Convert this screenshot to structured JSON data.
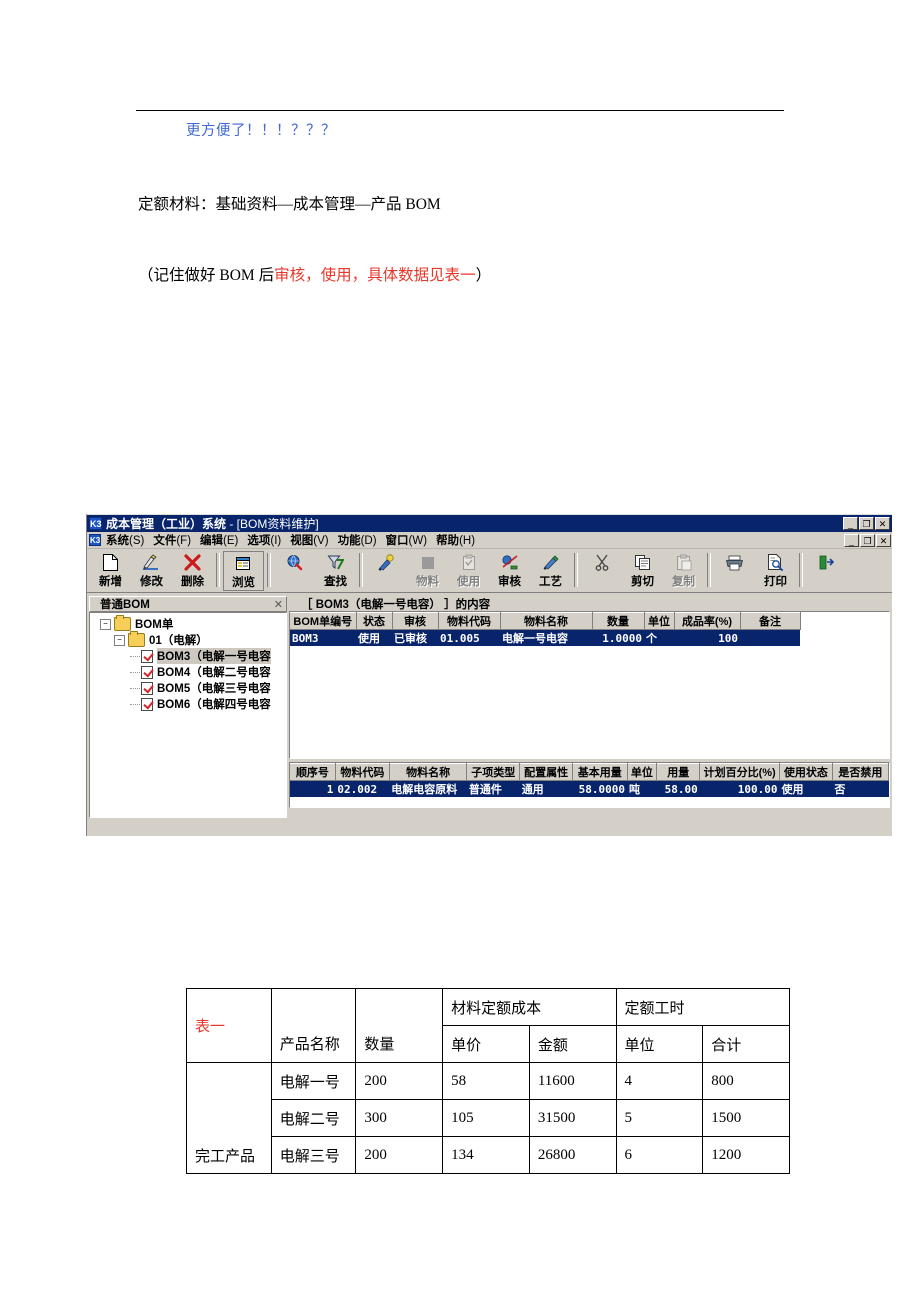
{
  "document": {
    "note_blue": "更方便了！！！？？？",
    "line_material": "定额材料：基础资料—成本管理—产品 BOM",
    "line_remark_pre": "（记住做好 BOM 后",
    "line_remark_red": "审核，使用，具体数据见表一",
    "line_remark_post": "）"
  },
  "app": {
    "titlebar": {
      "logo": "K3",
      "app_name": "成本管理（工业）系统",
      "doc_name": " - [BOM资料维护]",
      "minimize": "_",
      "restore": "❐",
      "close": "✕"
    },
    "menu": [
      {
        "label": "系统",
        "accel": "(S)"
      },
      {
        "label": "文件",
        "accel": "(F)"
      },
      {
        "label": "编辑",
        "accel": "(E)"
      },
      {
        "label": "选项",
        "accel": "(I)"
      },
      {
        "label": "视图",
        "accel": "(V)"
      },
      {
        "label": "功能",
        "accel": "(D)"
      },
      {
        "label": "窗口",
        "accel": "(W)"
      },
      {
        "label": "帮助",
        "accel": "(H)"
      }
    ],
    "toolbar": [
      {
        "label": "新增",
        "icon": "new-page-icon",
        "state": "enabled"
      },
      {
        "label": "修改",
        "icon": "edit-pencil-icon",
        "state": "enabled"
      },
      {
        "label": "删除",
        "icon": "delete-x-icon",
        "state": "enabled"
      },
      {
        "sep": true
      },
      {
        "label": "浏览",
        "icon": "browse-icon",
        "state": "pressed"
      },
      {
        "sep": true
      },
      {
        "label": "查找",
        "icon": "find-globe-icon",
        "state": "enabled"
      },
      {
        "label": "过滤",
        "icon": "filter-funnel-icon",
        "state": "enabled"
      },
      {
        "sep": true
      },
      {
        "label": "物料",
        "icon": "material-icon",
        "state": "enabled"
      },
      {
        "label": "使用",
        "icon": "use-icon",
        "state": "disabled"
      },
      {
        "label": "审核",
        "icon": "audit-icon",
        "state": "disabled"
      },
      {
        "label": "工艺",
        "icon": "process-icon",
        "state": "enabled"
      },
      {
        "label": "替代",
        "icon": "substitute-icon",
        "state": "enabled"
      },
      {
        "sep": true
      },
      {
        "label": "剪切",
        "icon": "scissors-icon",
        "state": "enabled"
      },
      {
        "label": "复制",
        "icon": "copy-icon",
        "state": "enabled"
      },
      {
        "label": "粘贴",
        "icon": "paste-icon",
        "state": "disabled"
      },
      {
        "sep": true
      },
      {
        "label": "打印",
        "icon": "printer-icon",
        "state": "enabled"
      },
      {
        "label": "预览",
        "icon": "preview-icon",
        "state": "enabled"
      },
      {
        "sep": true
      },
      {
        "label": "退出",
        "icon": "exit-door-icon",
        "state": "enabled"
      }
    ],
    "tree": {
      "title": "普通BOM",
      "close": "✕",
      "root": "BOM单",
      "group": "01（电解）",
      "items": [
        "BOM3（电解一号电容",
        "BOM4（电解二号电容",
        "BOM5（电解三号电容",
        "BOM6（电解四号电容"
      ]
    },
    "content_caption": "［ BOM3（电解一号电容） ］的内容",
    "master_grid": {
      "headers": [
        "BOM单编号",
        "状态",
        "审核",
        "物料代码",
        "物料名称",
        "数量",
        "单位",
        "成品率(%)",
        "备注"
      ],
      "row": [
        "BOM3",
        "使用",
        "已审核",
        "01.005",
        "电解一号电容",
        "1.0000",
        "个",
        "100",
        ""
      ]
    },
    "detail_grid": {
      "headers": [
        "顺序号",
        "物料代码",
        "物料名称",
        "子项类型",
        "配置属性",
        "基本用量",
        "单位",
        "用量",
        "计划百分比(%)",
        "使用状态",
        "是否禁用"
      ],
      "row": [
        "1",
        "02.002",
        "电解电容原料",
        "普通件",
        "通用",
        "58.0000",
        "吨",
        "58.00",
        "100.00",
        "使用",
        "否"
      ]
    }
  },
  "sheet": {
    "label": "表一",
    "group_material": "材料定额成本",
    "group_hours": "定额工时",
    "headers": [
      "产品名称",
      "数量",
      "单价",
      "金额",
      "单位",
      "合计"
    ],
    "row_group_label": "完工产品",
    "rows": [
      {
        "name": "电解一号",
        "qty": "200",
        "price": "58",
        "amount": "11600",
        "unit": "4",
        "total": "800"
      },
      {
        "name": "电解二号",
        "qty": "300",
        "price": "105",
        "amount": "31500",
        "unit": "5",
        "total": "1500"
      },
      {
        "name": "电解三号",
        "qty": "200",
        "price": "134",
        "amount": "26800",
        "unit": "6",
        "total": "1200"
      }
    ]
  }
}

_ _ _ _ _ _ _

## Stated problem
Transcribe every entry word for word, but skip the pictures.

## Response to the exercise
Convert this screenshot to structured JSON data.
{
  "document": {
    "note_blue": "更方便了！！！？？？",
    "line_material": "定额材料：基础资料—成本管理—产品 BOM",
    "line_remark_pre": "（记住做好 BOM 后",
    "line_remark_red": "审核，使用，具体数据见表一",
    "line_remark_post": "）"
  },
  "app": {
    "titlebar": {
      "logo": "K3",
      "app_name": "成本管理（工业）系统",
      "doc_name": " - [BOM资料维护]",
      "minimize": "_",
      "restore": "❐",
      "close": "✕"
    },
    "menu": [
      {
        "label": "系统",
        "accel": "(S)"
      },
      {
        "label": "文件",
        "accel": "(F)"
      },
      {
        "label": "编辑",
        "accel": "(E)"
      },
      {
        "label": "选项",
        "accel": "(I)"
      },
      {
        "label": "视图",
        "accel": "(V)"
      },
      {
        "label": "功能",
        "accel": "(D)"
      },
      {
        "label": "窗口",
        "accel": "(W)"
      },
      {
        "label": "帮助",
        "accel": "(H)"
      }
    ],
    "toolbar": [
      {
        "label": "新增",
        "icon": "new-page-icon",
        "state": "enabled"
      },
      {
        "label": "修改",
        "icon": "edit-pencil-icon",
        "state": "enabled"
      },
      {
        "label": "删除",
        "icon": "delete-x-icon",
        "state": "enabled"
      },
      {
        "sep": true
      },
      {
        "label": "浏览",
        "icon": "browse-icon",
        "state": "pressed"
      },
      {
        "sep": true
      },
      {
        "label": "查找",
        "icon": "find-globe-icon",
        "state": "enabled"
      },
      {
        "label": "过滤",
        "icon": "filter-funnel-icon",
        "state": "enabled"
      },
      {
        "sep": true
      },
      {
        "label": "物料",
        "icon": "material-icon",
        "state": "enabled"
      },
      {
        "label": "使用",
        "icon": "use-icon",
        "state": "disabled"
      },
      {
        "label": "审核",
        "icon": "audit-icon",
        "state": "disabled"
      },
      {
        "label": "工艺",
        "icon": "process-icon",
        "state": "enabled"
      },
      {
        "label": "替代",
        "icon": "substitute-icon",
        "state": "enabled"
      },
      {
        "sep": true
      },
      {
        "label": "剪切",
        "icon": "scissors-icon",
        "state": "enabled"
      },
      {
        "label": "复制",
        "icon": "copy-icon",
        "state": "enabled"
      },
      {
        "label": "粘贴",
        "icon": "paste-icon",
        "state": "disabled"
      },
      {
        "sep": true
      },
      {
        "label": "打印",
        "icon": "printer-icon",
        "state": "enabled"
      },
      {
        "label": "预览",
        "icon": "preview-icon",
        "state": "enabled"
      },
      {
        "sep": true
      },
      {
        "label": "退出",
        "icon": "exit-door-icon",
        "state": "enabled"
      }
    ],
    "tree": {
      "title": "普通BOM",
      "close": "✕",
      "root": "BOM单",
      "group": "01（电解）",
      "items": [
        "BOM3（电解一号电容",
        "BOM4（电解二号电容",
        "BOM5（电解三号电容",
        "BOM6（电解四号电容"
      ]
    },
    "content_caption": "［ BOM3（电解一号电容） ］的内容",
    "master_grid": {
      "headers": [
        "BOM单编号",
        "状态",
        "审核",
        "物料代码",
        "物料名称",
        "数量",
        "单位",
        "成品率(%)",
        "备注"
      ],
      "row": [
        "BOM3",
        "使用",
        "已审核",
        "01.005",
        "电解一号电容",
        "1.0000",
        "个",
        "100",
        ""
      ]
    },
    "detail_grid": {
      "headers": [
        "顺序号",
        "物料代码",
        "物料名称",
        "子项类型",
        "配置属性",
        "基本用量",
        "单位",
        "用量",
        "计划百分比(%)",
        "使用状态",
        "是否禁用"
      ],
      "row": [
        "1",
        "02.002",
        "电解电容原料",
        "普通件",
        "通用",
        "58.0000",
        "吨",
        "58.00",
        "100.00",
        "使用",
        "否"
      ]
    }
  },
  "sheet": {
    "label": "表一",
    "group_material": "材料定额成本",
    "group_hours": "定额工时",
    "headers": [
      "产品名称",
      "数量",
      "单价",
      "金额",
      "单位",
      "合计"
    ],
    "row_group_label": "完工产品",
    "rows": [
      {
        "name": "电解一号",
        "qty": "200",
        "price": "58",
        "amount": "11600",
        "unit": "4",
        "total": "800"
      },
      {
        "name": "电解二号",
        "qty": "300",
        "price": "105",
        "amount": "31500",
        "unit": "5",
        "total": "1500"
      },
      {
        "name": "电解三号",
        "qty": "200",
        "price": "134",
        "amount": "26800",
        "unit": "6",
        "total": "1200"
      }
    ]
  }
}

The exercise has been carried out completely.